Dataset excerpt
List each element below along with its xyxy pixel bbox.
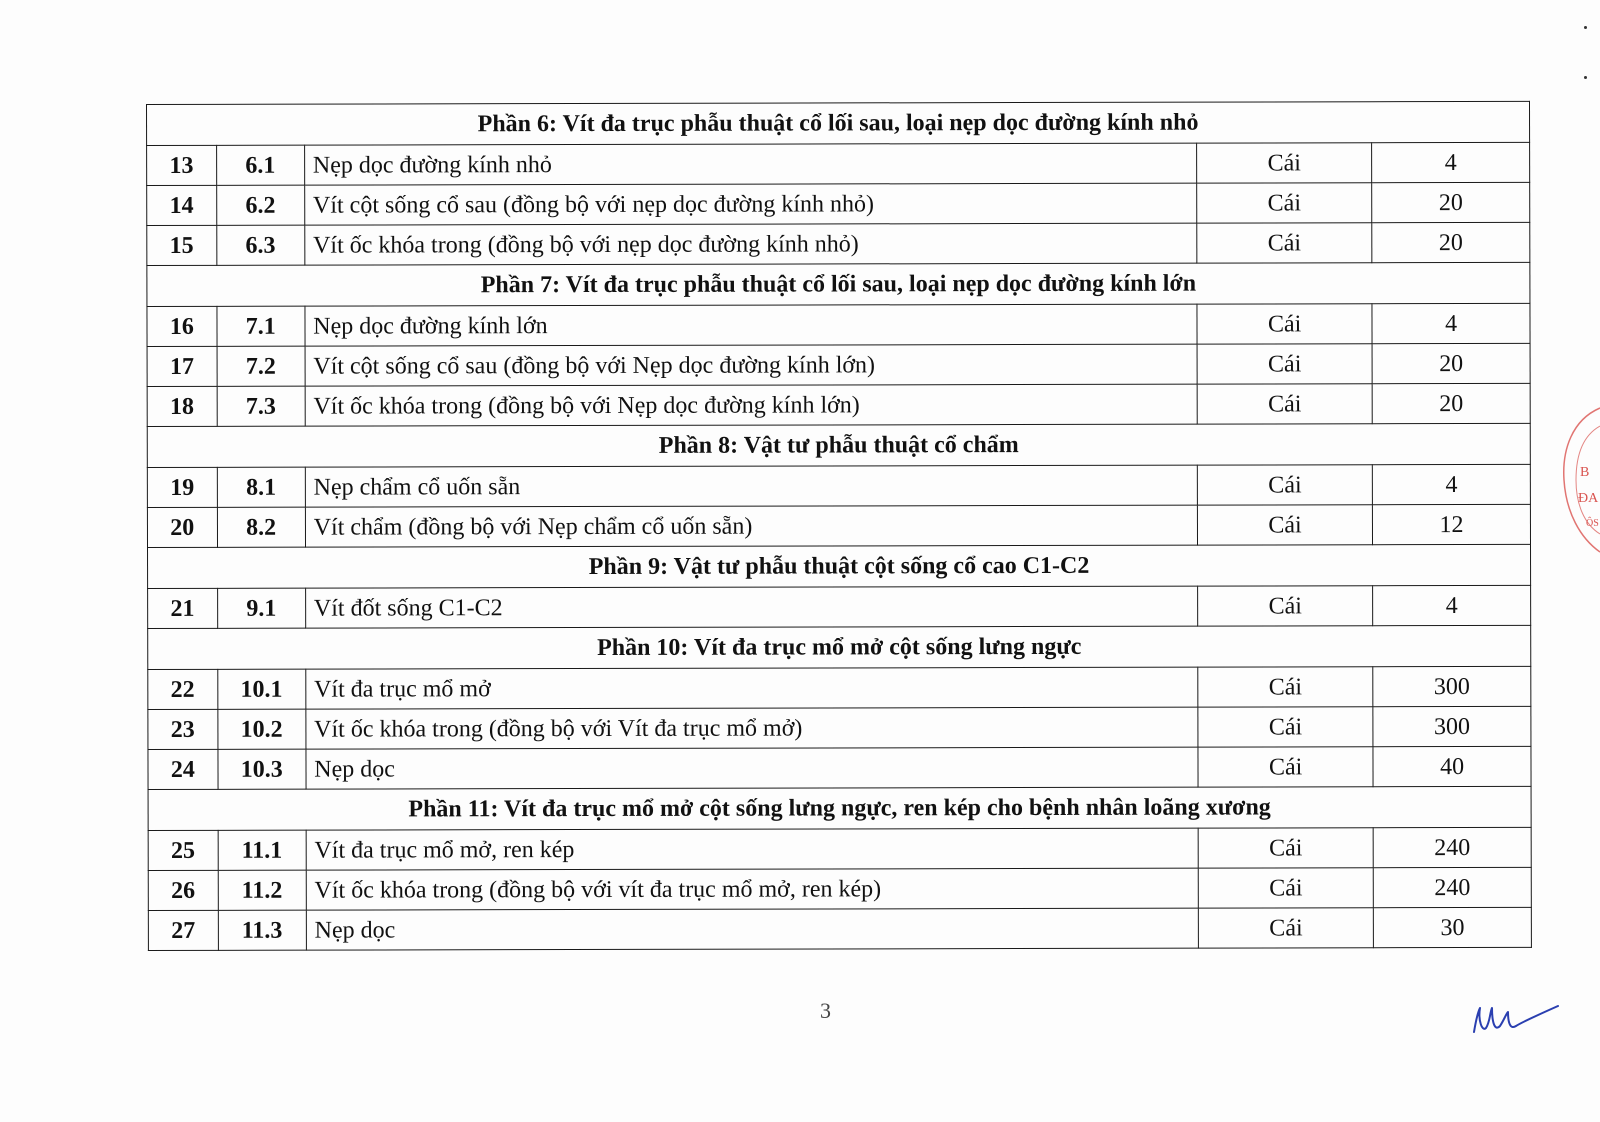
unit-cell: Cái — [1197, 465, 1372, 505]
row-number-cell: 23 — [148, 709, 218, 749]
item-name-cell: Vít ốc khóa trong (đồng bộ với vít đa trục mổ mở, ren kép) — [306, 868, 1198, 910]
table-row — [148, 585, 1531, 628]
item-name-cell: Vít chẩm (đồng bộ với Nẹp chẩm cổ uốn sẵn) — [305, 505, 1197, 547]
row-number-cell: 20 — [147, 507, 217, 547]
quantity-cell: 20 — [1372, 182, 1530, 222]
quantity-cell: 240 — [1373, 827, 1531, 867]
unit-cell: Cái — [1197, 183, 1372, 223]
table-body — [147, 101, 1532, 950]
section-title: Phần 8: Vật tư phẫu thuật cổ chẩm — [147, 423, 1530, 467]
svg-text:ÔS: ÔS — [1586, 518, 1599, 529]
unit-cell: Cái — [1197, 384, 1372, 424]
quantity-cell: 4 — [1372, 303, 1530, 343]
table-row — [148, 706, 1531, 749]
section-title: Phần 11: Vít đa trục mổ mở cột sống lưng ngực, ren kép cho bệnh nhân loãng xương — [148, 786, 1531, 830]
unit-cell: Cái — [1198, 707, 1373, 747]
item-code-cell: 7.3 — [217, 386, 305, 426]
item-code-cell: 10.1 — [217, 669, 305, 709]
table-row — [147, 504, 1530, 547]
item-code-cell: 11.1 — [218, 830, 306, 870]
item-name-cell: Nẹp dọc — [306, 908, 1198, 950]
unit-cell: Cái — [1198, 667, 1373, 707]
svg-text:B: B — [1580, 465, 1590, 480]
item-name-cell: Vít ốc khóa trong (đồng bộ với Nẹp dọc đường kính lớn) — [305, 384, 1197, 426]
section-header-row — [147, 101, 1530, 145]
item-name-cell: Vít đốt sống C1-C2 — [305, 586, 1197, 628]
unit-cell: Cái — [1197, 505, 1372, 545]
row-number-cell: 26 — [148, 870, 218, 910]
item-name-cell: Nẹp dọc đường kính lớn — [305, 304, 1197, 346]
row-number-cell: 16 — [147, 306, 217, 346]
table-row — [148, 827, 1531, 870]
item-code-cell: 10.3 — [218, 749, 306, 789]
table-row — [147, 222, 1530, 265]
unit-cell: Cái — [1198, 908, 1373, 948]
svg-text:ĐA: ĐA — [1578, 491, 1599, 506]
quantity-cell: 4 — [1372, 142, 1530, 182]
official-stamp-fragment — [1560, 400, 1600, 560]
quantity-cell: 4 — [1372, 464, 1530, 504]
row-number-cell: 25 — [148, 830, 218, 870]
item-name-cell: Vít cột sống cổ sau (đồng bộ với nẹp dọc đường kính nhỏ) — [304, 183, 1196, 225]
row-number-cell: 19 — [147, 467, 217, 507]
section-title: Phần 10: Vít đa trục mổ mở cột sống lưng ngực — [148, 625, 1531, 669]
table-row — [147, 142, 1530, 185]
section-header-row — [147, 423, 1530, 467]
item-code-cell: 6.2 — [216, 185, 304, 225]
section-header-row — [148, 544, 1531, 588]
item-name-cell: Vít ốc khóa trong (đồng bộ với Vít đa trục mổ mở) — [306, 707, 1198, 749]
row-number-cell: 13 — [147, 145, 217, 185]
table-row — [148, 746, 1531, 789]
scan-speck — [1584, 26, 1587, 29]
item-code-cell: 7.2 — [217, 346, 305, 386]
unit-cell: Cái — [1198, 747, 1373, 787]
item-name-cell: Vít ốc khóa trong (đồng bộ với nẹp dọc đường kính nhỏ) — [305, 223, 1197, 265]
materials-table — [146, 101, 1532, 951]
quantity-cell: 300 — [1373, 666, 1531, 706]
quantity-cell: 240 — [1373, 867, 1531, 907]
row-number-cell: 14 — [147, 185, 217, 225]
table-row — [147, 303, 1530, 346]
scan-speck — [1584, 76, 1587, 79]
section-title: Phần 7: Vít đa trục phẫu thuật cổ lối sau, loại nẹp dọc đường kính lớn — [147, 262, 1530, 306]
row-number-cell: 24 — [148, 749, 218, 789]
table-row — [147, 182, 1530, 225]
item-code-cell: 8.2 — [217, 507, 305, 547]
section-header-row — [148, 786, 1531, 830]
item-name-cell: Vít cột sống cổ sau (đồng bộ với Nẹp dọc đường kính lớn) — [305, 344, 1197, 386]
quantity-cell: 20 — [1372, 222, 1530, 262]
item-code-cell: 7.1 — [217, 306, 305, 346]
table-row — [148, 666, 1531, 709]
item-code-cell: 11.2 — [218, 870, 306, 910]
unit-cell: Cái — [1197, 223, 1372, 263]
row-number-cell: 15 — [147, 225, 217, 265]
quantity-cell: 12 — [1373, 504, 1531, 544]
table-row — [147, 383, 1530, 426]
handwritten-initials-signature — [1470, 1002, 1560, 1047]
unit-cell: Cái — [1198, 586, 1373, 626]
table-row — [147, 464, 1530, 507]
section-title: Phần 6: Vít đa trục phẫu thuật cổ lối sau, loại nẹp dọc đường kính nhỏ — [147, 101, 1530, 145]
row-number-cell: 27 — [148, 910, 218, 950]
quantity-cell: 20 — [1372, 343, 1530, 383]
section-header-row — [147, 262, 1530, 306]
quantity-cell: 20 — [1372, 383, 1530, 423]
section-title: Phần 9: Vật tư phẫu thuật cột sống cổ cao C1-C2 — [148, 544, 1531, 588]
item-name-cell: Vít đa trục mổ mở — [306, 667, 1198, 709]
item-name-cell: Vít đa trục mổ mở, ren kép — [306, 828, 1198, 870]
page-number: 3 — [820, 998, 831, 1023]
row-number-cell: 17 — [147, 346, 217, 386]
item-name-cell: Nẹp chẩm cổ uốn sẵn — [305, 465, 1197, 507]
table-row — [148, 907, 1531, 950]
unit-cell: Cái — [1197, 143, 1372, 183]
item-code-cell: 6.3 — [216, 225, 304, 265]
section-header-row — [148, 625, 1531, 669]
item-code-cell: 8.1 — [217, 467, 305, 507]
quantity-cell: 4 — [1373, 585, 1531, 625]
unit-cell: Cái — [1198, 828, 1373, 868]
quantity-cell: 300 — [1373, 706, 1531, 746]
quantity-cell: 30 — [1373, 907, 1531, 947]
quantity-cell: 40 — [1373, 746, 1531, 786]
table-row — [148, 867, 1531, 910]
row-number-cell: 22 — [148, 669, 218, 709]
table-row — [147, 343, 1530, 386]
item-name-cell: Nẹp dọc đường kính nhỏ — [304, 143, 1196, 185]
item-name-cell: Nẹp dọc — [306, 747, 1198, 789]
unit-cell: Cái — [1198, 868, 1373, 908]
item-code-cell: 9.1 — [217, 588, 305, 628]
unit-cell: Cái — [1197, 304, 1372, 344]
item-code-cell: 10.2 — [218, 709, 306, 749]
row-number-cell: 18 — [147, 386, 217, 426]
unit-cell: Cái — [1197, 344, 1372, 384]
row-number-cell: 21 — [148, 588, 218, 628]
item-code-cell: 11.3 — [218, 910, 306, 950]
item-code-cell: 6.1 — [216, 145, 304, 185]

■ Task brief: Lay out the lines of the item above as a numbered list, skipping any blank lines and leaving out the picture.

■ The output:
1. List each element below along with its xyxy pixel bbox.
2. unit-cell: Cái — [1197, 465, 1372, 505]
3. row-number-cell: 23 — [148, 709, 218, 749]
4. item-name-cell: Vít ốc khóa trong (đồng bộ với vít đa trục mổ mở, ren kép) — [306, 868, 1198, 910]
5. table-row — [148, 585, 1531, 628]
6. item-name-cell: Vít chẩm (đồng bộ với Nẹp chẩm cổ uốn sẵn) — [305, 505, 1197, 547]
7. row-number-cell: 20 — [147, 507, 217, 547]
8. quantity-cell: 20 — [1372, 182, 1530, 222]
9. quantity-cell: 240 — [1373, 827, 1531, 867]
10. unit-cell: Cái — [1197, 183, 1372, 223]
11. table-body — [147, 101, 1532, 950]
12. section-title: Phần 8: Vật tư phẫu thuật cổ chẩm — [147, 423, 1530, 467]
13. svg-text:ÔS: ÔS — [1586, 518, 1599, 529]
14. unit-cell: Cái — [1197, 384, 1372, 424]
15. quantity-cell: 4 — [1372, 303, 1530, 343]
16. table-row — [148, 706, 1531, 749]
17. section-title: Phần 11: Vít đa trục mổ mở cột sống lưng ngực, ren kép cho bệnh nhân loãng xương — [148, 786, 1531, 830]
18. unit-cell: Cái — [1198, 707, 1373, 747]
19. item-code-cell: 7.3 — [217, 386, 305, 426]
20. item-code-cell: 10.1 — [217, 669, 305, 709]
21. table-row — [147, 504, 1530, 547]
22. item-code-cell: 11.1 — [218, 830, 306, 870]
23. item-name-cell: Nẹp dọc — [306, 908, 1198, 950]
24. unit-cell: Cái — [1198, 667, 1373, 707]
25. svg-text:B: B — [1580, 465, 1590, 480]
26. item-name-cell: Vít ốc khóa trong (đồng bộ với Nẹp dọc đường kính lớn) — [305, 384, 1197, 426]
27. section-header-row — [147, 101, 1530, 145]
28. item-name-cell: Vít đốt sống C1-C2 — [305, 586, 1197, 628]
29. unit-cell: Cái — [1197, 505, 1372, 545]
30. row-number-cell: 26 — [148, 870, 218, 910]
31. item-name-cell: Nẹp dọc đường kính lớn — [305, 304, 1197, 346]
32. row-number-cell: 16 — [147, 306, 217, 346]
33. table-row — [148, 827, 1531, 870]
34. item-code-cell: 10.3 — [218, 749, 306, 789]
35. table-row — [147, 222, 1530, 265]
36. unit-cell: Cái — [1198, 908, 1373, 948]
37. svg-text:ĐA: ĐA — [1578, 491, 1599, 506]
38. quantity-cell: 4 — [1372, 142, 1530, 182]
39. official-stamp-fragment — [1560, 400, 1600, 560]
40. quantity-cell: 4 — [1372, 464, 1530, 504]
41. row-number-cell: 25 — [148, 830, 218, 870]
42. item-name-cell: Vít cột sống cổ sau (đồng bộ với nẹp dọc đường kính nhỏ) — [304, 183, 1196, 225]
43. row-number-cell: 19 — [147, 467, 217, 507]
44. section-title: Phần 10: Vít đa trục mổ mở cột sống lưng ngực — [148, 625, 1531, 669]
45. table-row — [147, 142, 1530, 185]
46. section-header-row — [147, 423, 1530, 467]
47. item-code-cell: 6.2 — [216, 185, 304, 225]
48. section-header-row — [148, 544, 1531, 588]
49. item-name-cell: Vít ốc khóa trong (đồng bộ với Vít đa trục mổ mở) — [306, 707, 1198, 749]
50. row-number-cell: 13 — [147, 145, 217, 185]
51. table-row — [148, 746, 1531, 789]
52. scan-speck — [1584, 26, 1587, 29]
53. item-code-cell: 7.2 — [217, 346, 305, 386]
54. unit-cell: Cái — [1198, 747, 1373, 787]
55. item-name-cell: Vít ốc khóa trong (đồng bộ với nẹp dọc đường kính nhỏ) — [305, 223, 1197, 265]
56. materials-table — [146, 101, 1532, 951]
57. quantity-cell: 300 — [1373, 666, 1531, 706]
58. quantity-cell: 240 — [1373, 867, 1531, 907]
59. row-number-cell: 14 — [147, 185, 217, 225]
60. table-row — [147, 303, 1530, 346]
61. scan-speck — [1584, 76, 1587, 79]
62. section-title: Phần 7: Vít đa trục phẫu thuật cổ lối sau, loại nẹp dọc đường kính lớn — [147, 262, 1530, 306]
63. row-number-cell: 24 — [148, 749, 218, 789]
64. table-row — [147, 182, 1530, 225]
65. item-code-cell: 8.2 — [217, 507, 305, 547]
66. section-header-row — [148, 786, 1531, 830]
67. item-name-cell: Vít cột sống cổ sau (đồng bộ với Nẹp dọc đường kính lớn) — [305, 344, 1197, 386]
68. quantity-cell: 20 — [1372, 222, 1530, 262]
69. item-code-cell: 7.1 — [217, 306, 305, 346]
70. table-row — [148, 666, 1531, 709]
71. item-code-cell: 11.2 — [218, 870, 306, 910]
72. unit-cell: Cái — [1197, 223, 1372, 263]
73. row-number-cell: 15 — [147, 225, 217, 265]
74. quantity-cell: 12 — [1373, 504, 1531, 544]
75. table-row — [147, 383, 1530, 426]
76. handwritten-initials-signature — [1470, 1002, 1560, 1047]
77. unit-cell: Cái — [1198, 586, 1373, 626]
78. table-row — [147, 464, 1530, 507]
79. section-title: Phần 6: Vít đa trục phẫu thuật cổ lối sau, loại nẹp dọc đường kính nhỏ — [147, 101, 1530, 145]
80. row-number-cell: 27 — [148, 910, 218, 950]
81. quantity-cell: 20 — [1372, 343, 1530, 383]
82. section-header-row — [147, 262, 1530, 306]
83. quantity-cell: 20 — [1372, 383, 1530, 423]
84. section-title: Phần 9: Vật tư phẫu thuật cột sống cổ cao C1-C2 — [148, 544, 1531, 588]
85. item-name-cell: Vít đa trục mổ mở — [306, 667, 1198, 709]
86. item-name-cell: Vít đa trục mổ mở, ren kép — [306, 828, 1198, 870]
87. page-number: 3 — [820, 998, 831, 1023]
88. row-number-cell: 17 — [147, 346, 217, 386]
89. item-name-cell: Nẹp chẩm cổ uốn sẵn — [305, 465, 1197, 507]
90. table-row — [148, 907, 1531, 950]
91. unit-cell: Cái — [1197, 143, 1372, 183]
92. item-code-cell: 6.3 — [216, 225, 304, 265]
93. section-header-row — [148, 625, 1531, 669]
94. item-code-cell: 8.1 — [217, 467, 305, 507]
95. quantity-cell: 4 — [1373, 585, 1531, 625]
96. unit-cell: Cái — [1198, 828, 1373, 868]
97. quantity-cell: 300 — [1373, 706, 1531, 746]
98. quantity-cell: 30 — [1373, 907, 1531, 947]
99. quantity-cell: 40 — [1373, 746, 1531, 786]
100. table-row — [148, 867, 1531, 910]
101. row-number-cell: 22 — [148, 669, 218, 709]
102. table-row — [147, 343, 1530, 386]
103. item-name-cell: Nẹp dọc đường kính nhỏ — [304, 143, 1196, 185]
104. item-name-cell: Nẹp dọc — [306, 747, 1198, 789]
105. unit-cell: Cái — [1198, 868, 1373, 908]
106. item-code-cell: 9.1 — [217, 588, 305, 628]
107. unit-cell: Cái — [1197, 304, 1372, 344]
108. item-code-cell: 10.2 — [218, 709, 306, 749]
109. row-number-cell: 18 — [147, 386, 217, 426]
110. unit-cell: Cái — [1197, 344, 1372, 384]
111. row-number-cell: 21 — [148, 588, 218, 628]
112. item-code-cell: 11.3 — [218, 910, 306, 950]
113. item-code-cell: 6.1 — [216, 145, 304, 185]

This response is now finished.